=== YOUR OBJECTIVE ===
Can you quote the records below in full, word for word?

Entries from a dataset
================

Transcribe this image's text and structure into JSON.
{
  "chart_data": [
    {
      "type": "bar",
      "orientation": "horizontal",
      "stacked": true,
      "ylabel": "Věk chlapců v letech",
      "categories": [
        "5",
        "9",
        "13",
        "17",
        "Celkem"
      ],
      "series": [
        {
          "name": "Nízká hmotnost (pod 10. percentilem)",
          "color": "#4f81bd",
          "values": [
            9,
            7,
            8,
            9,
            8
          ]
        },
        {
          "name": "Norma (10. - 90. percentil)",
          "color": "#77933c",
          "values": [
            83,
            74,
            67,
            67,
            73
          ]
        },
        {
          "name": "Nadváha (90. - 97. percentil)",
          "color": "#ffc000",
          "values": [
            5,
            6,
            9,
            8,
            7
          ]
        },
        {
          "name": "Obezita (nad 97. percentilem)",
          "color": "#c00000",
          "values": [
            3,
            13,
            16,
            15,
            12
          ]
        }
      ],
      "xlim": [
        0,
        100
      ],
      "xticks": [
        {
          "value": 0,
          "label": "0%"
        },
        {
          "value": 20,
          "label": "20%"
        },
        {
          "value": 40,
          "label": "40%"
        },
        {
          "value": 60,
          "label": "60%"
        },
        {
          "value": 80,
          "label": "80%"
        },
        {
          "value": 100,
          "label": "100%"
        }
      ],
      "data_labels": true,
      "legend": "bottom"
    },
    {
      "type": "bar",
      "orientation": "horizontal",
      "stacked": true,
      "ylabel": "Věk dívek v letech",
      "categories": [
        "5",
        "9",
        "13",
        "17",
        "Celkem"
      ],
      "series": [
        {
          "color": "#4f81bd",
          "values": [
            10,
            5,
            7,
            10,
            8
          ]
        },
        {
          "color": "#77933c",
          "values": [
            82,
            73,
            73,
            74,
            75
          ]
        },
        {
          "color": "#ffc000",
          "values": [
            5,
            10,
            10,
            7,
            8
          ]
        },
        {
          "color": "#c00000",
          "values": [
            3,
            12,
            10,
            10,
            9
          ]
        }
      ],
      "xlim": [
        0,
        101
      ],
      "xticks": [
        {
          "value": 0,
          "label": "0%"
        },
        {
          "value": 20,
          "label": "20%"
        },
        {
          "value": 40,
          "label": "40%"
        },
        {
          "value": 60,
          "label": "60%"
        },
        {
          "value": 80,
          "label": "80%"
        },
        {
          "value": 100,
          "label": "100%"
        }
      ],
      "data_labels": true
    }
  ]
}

================

=== TASK ANSWER ===
Transcribe this image's text and structure into JSON.
{
  "chart_data": [
    {
      "type": "bar",
      "orientation": "horizontal",
      "stacked": true,
      "ylabel": "Věk chlapců v letech",
      "categories": [
        "5",
        "9",
        "13",
        "17",
        "Celkem"
      ],
      "series": [
        {
          "name": "Nízká hmotnost (pod 10. percentilem)",
          "color": "#4f81bd",
          "values": [
            9,
            7,
            8,
            9,
            8
          ]
        },
        {
          "name": "Norma (10. - 90. percentil)",
          "color": "#77933c",
          "values": [
            83,
            74,
            67,
            67,
            73
          ]
        },
        {
          "name": "Nadváha (90. - 97. percentil)",
          "color": "#ffc000",
          "values": [
            5,
            6,
            9,
            8,
            7
          ]
        },
        {
          "name": "Obezita (nad 97. percentilem)",
          "color": "#c00000",
          "values": [
            3,
            13,
            16,
            15,
            12
          ]
        }
      ],
      "xlim": [
        0,
        100
      ],
      "xticks": [
        {
          "value": 0,
          "label": "0%"
        },
        {
          "value": 20,
          "label": "20%"
        },
        {
          "value": 40,
          "label": "40%"
        },
        {
          "value": 60,
          "label": "60%"
        },
        {
          "value": 80,
          "label": "80%"
        },
        {
          "value": 100,
          "label": "100%"
        }
      ],
      "data_labels": true,
      "legend": "bottom"
    },
    {
      "type": "bar",
      "orientation": "horizontal",
      "stacked": true,
      "ylabel": "Věk dívek v letech",
      "categories": [
        "5",
        "9",
        "13",
        "17",
        "Celkem"
      ],
      "series": [
        {
          "color": "#4f81bd",
          "values": [
            10,
            5,
            7,
            10,
            8
          ]
        },
        {
          "color": "#77933c",
          "values": [
            82,
            73,
            73,
            74,
            75
          ]
        },
        {
          "color": "#ffc000",
          "values": [
            5,
            10,
            10,
            7,
            8
          ]
        },
        {
          "color": "#c00000",
          "values": [
            3,
            12,
            10,
            10,
            9
          ]
        }
      ],
      "xlim": [
        0,
        101
      ],
      "xticks": [
        {
          "value": 0,
          "label": "0%"
        },
        {
          "value": 20,
          "label": "20%"
        },
        {
          "value": 40,
          "label": "40%"
        },
        {
          "value": 60,
          "label": "60%"
        },
        {
          "value": 80,
          "label": "80%"
        },
        {
          "value": 100,
          "label": "100%"
        }
      ],
      "data_labels": true
    }
  ]
}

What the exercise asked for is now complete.